* [Things to do]:
A. Give the efficient-breach text again, starting with "EFFICIENT BREACH —" and going on through "these systems interact.", and switch "mammon" to "money".
B. Proceed with the efficient-breach text from the point where it stops.

* [Document]:
....
EFFICIENT BREACH — the conceptual opposite of PACTA SUNT SERVANDA

What is an “efficient breach”? An efficient breach is a concept from the philosophy of law that claims the superiority of mammon over morality. A concept derived from the economic analysis of law, which undermines the Latin principle pacta sunt servanda – agreements must be kept – engraved in the minds of Polish lawyers, which is one of the most important structural elements of Polish civil law.

It also provides an excellent illustration of the differences in the continental and Anglo-Saxon (and in this case mainly American) legal systems but simultaneously shows how these systems interact.

An efficient breach is also a terminological challenge for Polish lawyers and translators when translating this concept into Polish. For this reason, I decided to write a few words about it and refer to the scarce Polish legal texts that mention this concept.

Let’s start with a definition from Black’s Law Dictionary 10th Edition:

Efficient breach theory – The view that a party should be allowed to breach a contract and pay damages, if doing so would be more economically efficient than performing under the contract. This relatively modern theory stems from the law-and-economics movement.

Efficient breach – An intentional breach of contract and payment of damages by a party who would incur a greater economic loss by performing under the contract.
....
* [Supplied material]:
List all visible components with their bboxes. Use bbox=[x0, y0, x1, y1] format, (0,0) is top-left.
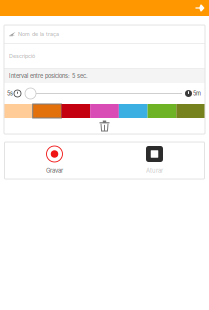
....
* [Answer set]:
A.
EFFICIENT BREACH — the conceptual opposite of PACTA SUNT SERVANDA

What is an “efficient breach”? An efficient breach is a concept from the philosophy of law that claims the superiority of money over morality. A concept derived from the economic analysis of law, which undermines the Latin principle pacta sunt servanda – agreements must be kept – engraved in the minds of Polish lawyers, which is one of the most important structural elements of Polish civil law.

It also provides an excellent illustration of the differences in the continental and Anglo-Saxon (and in this case mainly American) legal systems but simultaneously shows how these systems interact.

B.
 

The economic approach in the philosophy of law, from which the concept described is rooted, considers efficiency to be the primary value-driving contract law. The requirement to meet obligations which have been contracted is, according to this approach, one of the most important guarantees of the functioning of a market economy. This, in turn, is one of the most effective tools for ensuring an increase in social welfare, and therefore also in the individual welfare of those involved in market exchanges. Representatives of economic theory take a view similar to that of the realists on the nature of contractual obligations undermining the principle requiring them to be kept, with very few exceptions, which follows from pacta sunt servanda principle. In line with this approach, by entering into a contract, we undertake either to perform its terms or to pay adequate compensation, either of these two options constituting proper performance of our obligations. This argument forms the basis for the efficient breach theory, which is popular among economically motivated researchers and which lies at the core of this article. Following this theory, an entity that has entered into one contract, thereby depriving itself of the opportunity to enter into another, more profitable one, is entitled, or even obliged, to breach the provisions of the first contract, pay appropriate compensation, and enter into another one[1].

The professional literature indicates that the concept of “efficient breach” appeared in R.L. Birmingham’s article, Breach of Contract, Damage Measures, and Economic Efficiency, Rutgers Law Review 1970, vol. 24, pp. 284 et seq, and Ch.J. Goetz and R.E. Scott named the theory, Liquidated Damages, Penalties and the Just Compensation Principle: Some Notes on an Enforcement Model and a Theory of Efficient Breach, Columbia Law Review 1977/4, p. 554. It is closely associated with R. Posner, who articulated its tenets in support of Lake River Corp. v. Carborundum Co., 769 F.2d 1284 (7th Cir. 1985) (expressing the majority opinion)[2].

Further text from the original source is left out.